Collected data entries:
%%

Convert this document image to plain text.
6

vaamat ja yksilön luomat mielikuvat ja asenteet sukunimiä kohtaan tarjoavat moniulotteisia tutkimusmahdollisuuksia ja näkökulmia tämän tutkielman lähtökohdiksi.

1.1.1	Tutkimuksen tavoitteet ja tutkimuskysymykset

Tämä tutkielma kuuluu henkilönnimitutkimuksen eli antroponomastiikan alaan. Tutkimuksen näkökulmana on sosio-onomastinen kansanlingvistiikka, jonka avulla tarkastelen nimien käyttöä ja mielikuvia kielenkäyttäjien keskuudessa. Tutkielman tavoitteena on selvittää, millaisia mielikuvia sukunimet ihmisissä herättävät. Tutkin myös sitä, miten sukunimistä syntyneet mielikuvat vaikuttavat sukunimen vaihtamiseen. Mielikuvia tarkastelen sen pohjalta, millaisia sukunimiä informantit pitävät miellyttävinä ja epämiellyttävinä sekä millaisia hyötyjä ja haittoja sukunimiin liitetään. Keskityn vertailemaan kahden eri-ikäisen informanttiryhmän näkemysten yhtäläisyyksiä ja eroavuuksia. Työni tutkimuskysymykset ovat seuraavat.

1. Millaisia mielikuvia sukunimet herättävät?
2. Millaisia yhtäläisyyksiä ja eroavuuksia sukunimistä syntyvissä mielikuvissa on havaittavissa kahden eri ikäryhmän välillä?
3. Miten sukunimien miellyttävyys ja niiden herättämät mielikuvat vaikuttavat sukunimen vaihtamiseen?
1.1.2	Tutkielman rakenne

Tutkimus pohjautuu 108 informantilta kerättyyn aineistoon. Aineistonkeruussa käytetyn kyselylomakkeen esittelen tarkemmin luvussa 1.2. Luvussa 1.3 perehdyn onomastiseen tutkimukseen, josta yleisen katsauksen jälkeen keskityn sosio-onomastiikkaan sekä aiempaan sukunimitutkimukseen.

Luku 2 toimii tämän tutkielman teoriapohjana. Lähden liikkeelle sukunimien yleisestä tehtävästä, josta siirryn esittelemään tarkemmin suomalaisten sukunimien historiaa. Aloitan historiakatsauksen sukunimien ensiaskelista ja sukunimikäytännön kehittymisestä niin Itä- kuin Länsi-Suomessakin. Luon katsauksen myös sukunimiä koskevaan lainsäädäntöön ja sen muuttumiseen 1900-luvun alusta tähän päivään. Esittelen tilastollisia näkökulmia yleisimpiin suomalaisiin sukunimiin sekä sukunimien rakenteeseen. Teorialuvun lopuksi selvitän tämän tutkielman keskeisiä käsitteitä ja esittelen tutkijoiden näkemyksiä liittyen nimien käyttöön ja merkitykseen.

%%

_The exercise:_
Reproduce the records in full, exactly as written.

_Full answer:_
Convert this document image to plain text.
6

vaamat ja yksilön luomat mielikuvat ja asenteet sukunimiä kohtaan tarjoavat moniulotteisia tutkimusmahdollisuuksia ja näkökulmia tämän tutkielman lähtökohdiksi.

1.1.1	Tutkimuksen tavoitteet ja tutkimuskysymykset

Tämä tutkielma kuuluu henkilönnimitutkimuksen eli antroponomastiikan alaan. Tutkimuksen näkökulmana on sosio-onomastinen kansanlingvistiikka, jonka avulla tarkastelen nimien käyttöä ja mielikuvia kielenkäyttäjien keskuudessa. Tutkielman tavoitteena on selvittää, millaisia mielikuvia sukunimet ihmisissä herättävät. Tutkin myös sitä, miten sukunimistä syntyneet mielikuvat vaikuttavat sukunimen vaihtamiseen. Mielikuvia tarkastelen sen pohjalta, millaisia sukunimiä informantit pitävät miellyttävinä ja epämiellyttävinä sekä millaisia hyötyjä ja haittoja sukunimiin liitetään. Keskityn vertailemaan kahden eri-ikäisen informanttiryhmän näkemysten yhtäläisyyksiä ja eroavuuksia. Työni tutkimuskysymykset ovat seuraavat.

1. Millaisia mielikuvia sukunimet herättävät?
2. Millaisia yhtäläisyyksiä ja eroavuuksia sukunimistä syntyvissä mielikuvissa on havaittavissa kahden eri ikäryhmän välillä?
3. Miten sukunimien miellyttävyys ja niiden herättämät mielikuvat vaikuttavat sukunimen vaihtamiseen?
1.1.2	Tutkielman rakenne

Tutkimus pohjautuu 108 informantilta kerättyyn aineistoon. Aineistonkeruussa käytetyn kyselylomakkeen esittelen tarkemmin luvussa 1.2. Luvussa 1.3 perehdyn onomastiseen tutkimukseen, josta yleisen katsauksen jälkeen keskityn sosio-onomastiikkaan sekä aiempaan sukunimitutkimukseen.

Luku 2 toimii tämän tutkielman teoriapohjana. Lähden liikkeelle sukunimien yleisestä tehtävästä, josta siirryn esittelemään tarkemmin suomalaisten sukunimien historiaa. Aloitan historiakatsauksen sukunimien ensiaskelista ja sukunimikäytännön kehittymisestä niin Itä- kuin Länsi-Suomessakin. Luon katsauksen myös sukunimiä koskevaan lainsäädäntöön ja sen muuttumiseen 1900-luvun alusta tähän päivään. Esittelen tilastollisia näkökulmia yleisimpiin suomalaisiin sukunimiin sekä sukunimien rakenteeseen. Teorialuvun lopuksi selvitän tämän tutkielman keskeisiä käsitteitä ja esittelen tutkijoiden näkemyksiä liittyen nimien käyttöön ja merkitykseen.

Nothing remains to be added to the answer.